Aim of the exercise -> Copy out each line of the data that holds the word "JSON".

(Stored entries)
<<<<

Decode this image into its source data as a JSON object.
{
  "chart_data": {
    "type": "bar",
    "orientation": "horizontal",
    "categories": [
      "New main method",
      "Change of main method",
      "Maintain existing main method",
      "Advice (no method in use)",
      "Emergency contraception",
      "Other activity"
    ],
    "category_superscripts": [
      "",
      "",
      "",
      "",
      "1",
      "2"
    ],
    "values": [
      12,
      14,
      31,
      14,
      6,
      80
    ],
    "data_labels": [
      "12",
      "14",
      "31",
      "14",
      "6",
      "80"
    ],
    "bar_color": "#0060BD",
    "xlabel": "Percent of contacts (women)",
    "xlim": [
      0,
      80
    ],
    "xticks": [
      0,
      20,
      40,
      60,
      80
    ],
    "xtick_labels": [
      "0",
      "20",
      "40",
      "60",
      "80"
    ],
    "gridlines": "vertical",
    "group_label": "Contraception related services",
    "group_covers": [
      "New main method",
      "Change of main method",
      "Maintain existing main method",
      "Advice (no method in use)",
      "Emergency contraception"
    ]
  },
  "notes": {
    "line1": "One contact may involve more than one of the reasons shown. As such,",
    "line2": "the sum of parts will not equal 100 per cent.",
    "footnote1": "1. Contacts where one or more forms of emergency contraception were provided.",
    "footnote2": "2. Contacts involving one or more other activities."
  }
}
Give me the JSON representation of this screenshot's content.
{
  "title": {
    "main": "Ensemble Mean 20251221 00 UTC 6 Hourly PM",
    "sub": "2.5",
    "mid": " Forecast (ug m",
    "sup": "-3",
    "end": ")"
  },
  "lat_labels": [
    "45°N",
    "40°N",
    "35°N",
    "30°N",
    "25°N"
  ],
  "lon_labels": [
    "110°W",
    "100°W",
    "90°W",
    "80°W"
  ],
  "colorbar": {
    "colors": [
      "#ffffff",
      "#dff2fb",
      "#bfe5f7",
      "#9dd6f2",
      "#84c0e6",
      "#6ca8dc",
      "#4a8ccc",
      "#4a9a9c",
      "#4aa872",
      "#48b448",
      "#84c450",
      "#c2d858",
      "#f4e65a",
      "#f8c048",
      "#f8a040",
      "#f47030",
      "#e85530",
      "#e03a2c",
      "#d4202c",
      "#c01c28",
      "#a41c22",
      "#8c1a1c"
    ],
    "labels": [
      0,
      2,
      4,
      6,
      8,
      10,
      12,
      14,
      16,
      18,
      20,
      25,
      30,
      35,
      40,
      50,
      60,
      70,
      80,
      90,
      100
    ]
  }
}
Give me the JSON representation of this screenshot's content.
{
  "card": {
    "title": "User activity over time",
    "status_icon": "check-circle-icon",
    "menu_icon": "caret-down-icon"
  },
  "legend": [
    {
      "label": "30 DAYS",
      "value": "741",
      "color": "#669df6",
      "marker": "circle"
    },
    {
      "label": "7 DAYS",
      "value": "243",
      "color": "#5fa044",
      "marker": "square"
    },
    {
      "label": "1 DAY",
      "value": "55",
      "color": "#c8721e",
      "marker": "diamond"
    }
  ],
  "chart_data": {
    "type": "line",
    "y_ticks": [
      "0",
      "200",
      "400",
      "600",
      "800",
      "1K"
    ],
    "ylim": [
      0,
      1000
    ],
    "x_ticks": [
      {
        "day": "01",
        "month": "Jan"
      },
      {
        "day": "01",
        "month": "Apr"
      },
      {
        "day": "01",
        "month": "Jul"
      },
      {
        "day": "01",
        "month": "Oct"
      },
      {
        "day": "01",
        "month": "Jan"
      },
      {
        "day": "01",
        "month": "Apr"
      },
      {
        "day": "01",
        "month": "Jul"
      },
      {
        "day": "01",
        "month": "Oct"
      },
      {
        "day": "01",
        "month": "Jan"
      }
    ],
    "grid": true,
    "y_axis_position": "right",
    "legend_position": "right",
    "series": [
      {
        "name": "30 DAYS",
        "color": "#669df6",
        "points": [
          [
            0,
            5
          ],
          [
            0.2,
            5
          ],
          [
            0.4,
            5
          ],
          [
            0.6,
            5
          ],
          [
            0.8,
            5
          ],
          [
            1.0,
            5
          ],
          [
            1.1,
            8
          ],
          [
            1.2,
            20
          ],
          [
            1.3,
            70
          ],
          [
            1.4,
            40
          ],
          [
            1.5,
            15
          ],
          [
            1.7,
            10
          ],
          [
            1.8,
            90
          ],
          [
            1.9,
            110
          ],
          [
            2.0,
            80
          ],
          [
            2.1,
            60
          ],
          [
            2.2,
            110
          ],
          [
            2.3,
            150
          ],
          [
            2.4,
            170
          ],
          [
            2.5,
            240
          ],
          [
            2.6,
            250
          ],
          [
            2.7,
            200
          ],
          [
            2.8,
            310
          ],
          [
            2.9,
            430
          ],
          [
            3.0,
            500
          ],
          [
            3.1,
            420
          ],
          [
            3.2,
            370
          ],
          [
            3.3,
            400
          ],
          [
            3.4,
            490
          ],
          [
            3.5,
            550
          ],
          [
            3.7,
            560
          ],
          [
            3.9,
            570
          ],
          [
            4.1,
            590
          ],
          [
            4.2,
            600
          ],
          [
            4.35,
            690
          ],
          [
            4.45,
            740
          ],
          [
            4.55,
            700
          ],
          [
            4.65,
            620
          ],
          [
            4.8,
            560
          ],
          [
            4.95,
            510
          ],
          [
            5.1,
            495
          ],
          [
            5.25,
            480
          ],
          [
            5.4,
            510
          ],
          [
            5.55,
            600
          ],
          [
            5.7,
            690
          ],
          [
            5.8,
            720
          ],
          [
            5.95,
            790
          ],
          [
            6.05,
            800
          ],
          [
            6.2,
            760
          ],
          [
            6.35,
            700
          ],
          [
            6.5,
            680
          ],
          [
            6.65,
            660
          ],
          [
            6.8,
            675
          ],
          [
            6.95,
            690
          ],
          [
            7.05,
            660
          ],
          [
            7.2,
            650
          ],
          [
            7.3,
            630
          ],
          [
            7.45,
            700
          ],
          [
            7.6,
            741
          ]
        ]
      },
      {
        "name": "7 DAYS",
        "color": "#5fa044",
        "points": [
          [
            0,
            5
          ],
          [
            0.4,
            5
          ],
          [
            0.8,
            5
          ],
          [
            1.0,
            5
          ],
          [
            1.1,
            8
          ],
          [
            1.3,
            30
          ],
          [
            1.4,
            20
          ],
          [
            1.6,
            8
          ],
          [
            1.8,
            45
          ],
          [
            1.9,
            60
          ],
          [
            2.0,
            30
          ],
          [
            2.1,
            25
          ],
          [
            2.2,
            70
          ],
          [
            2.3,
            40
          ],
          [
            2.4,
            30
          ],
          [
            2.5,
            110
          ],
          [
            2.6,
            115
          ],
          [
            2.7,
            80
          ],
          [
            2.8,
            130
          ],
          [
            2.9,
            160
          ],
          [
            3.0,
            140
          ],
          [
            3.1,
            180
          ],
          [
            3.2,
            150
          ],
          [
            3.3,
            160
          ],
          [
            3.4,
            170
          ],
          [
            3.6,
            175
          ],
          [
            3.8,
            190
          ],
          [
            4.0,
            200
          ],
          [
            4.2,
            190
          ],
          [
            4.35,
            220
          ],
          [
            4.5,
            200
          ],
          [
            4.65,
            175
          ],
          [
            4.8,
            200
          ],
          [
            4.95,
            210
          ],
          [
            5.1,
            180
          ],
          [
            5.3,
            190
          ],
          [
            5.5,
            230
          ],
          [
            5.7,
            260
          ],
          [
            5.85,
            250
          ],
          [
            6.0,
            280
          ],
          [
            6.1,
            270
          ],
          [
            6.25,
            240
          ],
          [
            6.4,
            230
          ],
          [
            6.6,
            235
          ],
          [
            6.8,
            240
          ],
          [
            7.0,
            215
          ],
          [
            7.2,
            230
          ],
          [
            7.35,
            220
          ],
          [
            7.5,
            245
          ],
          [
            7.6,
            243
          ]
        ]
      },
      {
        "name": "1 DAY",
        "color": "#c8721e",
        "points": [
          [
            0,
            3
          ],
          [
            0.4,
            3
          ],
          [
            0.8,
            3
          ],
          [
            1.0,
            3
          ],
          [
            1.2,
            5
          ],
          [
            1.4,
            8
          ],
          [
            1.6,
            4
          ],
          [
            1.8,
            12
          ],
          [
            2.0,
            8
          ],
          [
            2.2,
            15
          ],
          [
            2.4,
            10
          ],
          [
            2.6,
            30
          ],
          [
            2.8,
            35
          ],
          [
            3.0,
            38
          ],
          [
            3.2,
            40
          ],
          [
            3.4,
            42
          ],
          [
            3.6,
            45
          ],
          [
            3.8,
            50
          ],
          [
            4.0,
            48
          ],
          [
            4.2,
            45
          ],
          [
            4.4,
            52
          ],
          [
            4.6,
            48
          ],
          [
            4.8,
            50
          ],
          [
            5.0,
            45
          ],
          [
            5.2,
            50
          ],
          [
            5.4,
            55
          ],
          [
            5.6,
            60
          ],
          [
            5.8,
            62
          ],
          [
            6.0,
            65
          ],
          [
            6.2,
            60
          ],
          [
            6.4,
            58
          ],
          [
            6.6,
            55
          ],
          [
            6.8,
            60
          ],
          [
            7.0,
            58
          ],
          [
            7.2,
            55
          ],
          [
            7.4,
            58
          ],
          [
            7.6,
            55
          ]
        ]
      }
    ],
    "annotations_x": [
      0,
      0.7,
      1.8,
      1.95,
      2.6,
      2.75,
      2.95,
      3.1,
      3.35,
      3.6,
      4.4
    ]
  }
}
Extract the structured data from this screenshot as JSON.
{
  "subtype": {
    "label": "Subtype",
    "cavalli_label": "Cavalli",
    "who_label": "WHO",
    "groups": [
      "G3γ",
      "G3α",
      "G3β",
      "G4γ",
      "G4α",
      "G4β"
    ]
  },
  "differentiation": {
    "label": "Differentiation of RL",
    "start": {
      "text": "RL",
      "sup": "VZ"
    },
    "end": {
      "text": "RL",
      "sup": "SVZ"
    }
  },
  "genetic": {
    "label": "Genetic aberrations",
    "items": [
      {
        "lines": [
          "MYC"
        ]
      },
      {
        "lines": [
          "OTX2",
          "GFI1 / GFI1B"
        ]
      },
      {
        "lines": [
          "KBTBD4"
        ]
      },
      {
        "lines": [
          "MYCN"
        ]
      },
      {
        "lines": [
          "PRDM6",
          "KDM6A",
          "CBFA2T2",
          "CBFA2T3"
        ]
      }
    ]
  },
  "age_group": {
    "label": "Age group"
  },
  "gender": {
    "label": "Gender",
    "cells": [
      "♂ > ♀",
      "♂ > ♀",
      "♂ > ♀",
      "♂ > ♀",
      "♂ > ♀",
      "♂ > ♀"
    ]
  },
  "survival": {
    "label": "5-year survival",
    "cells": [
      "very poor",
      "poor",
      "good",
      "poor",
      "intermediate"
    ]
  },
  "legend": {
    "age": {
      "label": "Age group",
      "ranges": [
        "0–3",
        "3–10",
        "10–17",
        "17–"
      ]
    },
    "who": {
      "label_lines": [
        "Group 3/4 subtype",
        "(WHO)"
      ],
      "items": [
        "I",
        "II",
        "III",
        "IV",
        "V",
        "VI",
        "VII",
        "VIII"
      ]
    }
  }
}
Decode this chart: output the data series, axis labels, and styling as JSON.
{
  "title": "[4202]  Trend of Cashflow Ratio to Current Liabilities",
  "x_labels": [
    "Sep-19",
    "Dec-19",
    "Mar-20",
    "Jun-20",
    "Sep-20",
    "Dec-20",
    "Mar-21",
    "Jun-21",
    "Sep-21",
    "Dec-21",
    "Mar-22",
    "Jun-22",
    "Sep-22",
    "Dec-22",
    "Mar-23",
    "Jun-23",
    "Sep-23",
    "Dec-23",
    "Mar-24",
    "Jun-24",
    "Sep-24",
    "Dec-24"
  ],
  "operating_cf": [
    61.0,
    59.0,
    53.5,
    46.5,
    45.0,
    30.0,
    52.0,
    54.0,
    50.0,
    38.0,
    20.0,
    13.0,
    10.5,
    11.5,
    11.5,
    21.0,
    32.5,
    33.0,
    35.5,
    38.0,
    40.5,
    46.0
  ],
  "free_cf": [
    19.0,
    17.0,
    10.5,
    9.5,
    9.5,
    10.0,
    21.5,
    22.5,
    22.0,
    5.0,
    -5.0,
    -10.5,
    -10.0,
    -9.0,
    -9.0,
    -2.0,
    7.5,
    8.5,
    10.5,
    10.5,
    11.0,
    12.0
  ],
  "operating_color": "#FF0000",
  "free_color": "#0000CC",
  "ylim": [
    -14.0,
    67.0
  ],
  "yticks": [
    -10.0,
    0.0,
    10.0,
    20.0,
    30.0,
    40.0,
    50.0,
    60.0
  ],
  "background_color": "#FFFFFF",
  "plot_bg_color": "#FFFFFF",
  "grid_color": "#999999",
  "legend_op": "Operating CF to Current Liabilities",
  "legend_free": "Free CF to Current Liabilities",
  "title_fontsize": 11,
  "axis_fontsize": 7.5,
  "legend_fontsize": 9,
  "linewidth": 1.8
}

>>>>

Exercise response ->
Decode this image into its source data as a JSON object.
Give me the JSON representation of this screenshot's content.
Give me the JSON representation of this screenshot's content.
Extract the structured data from this screenshot as JSON.
Decode this chart: output the data series, axis labels, and styling as JSON.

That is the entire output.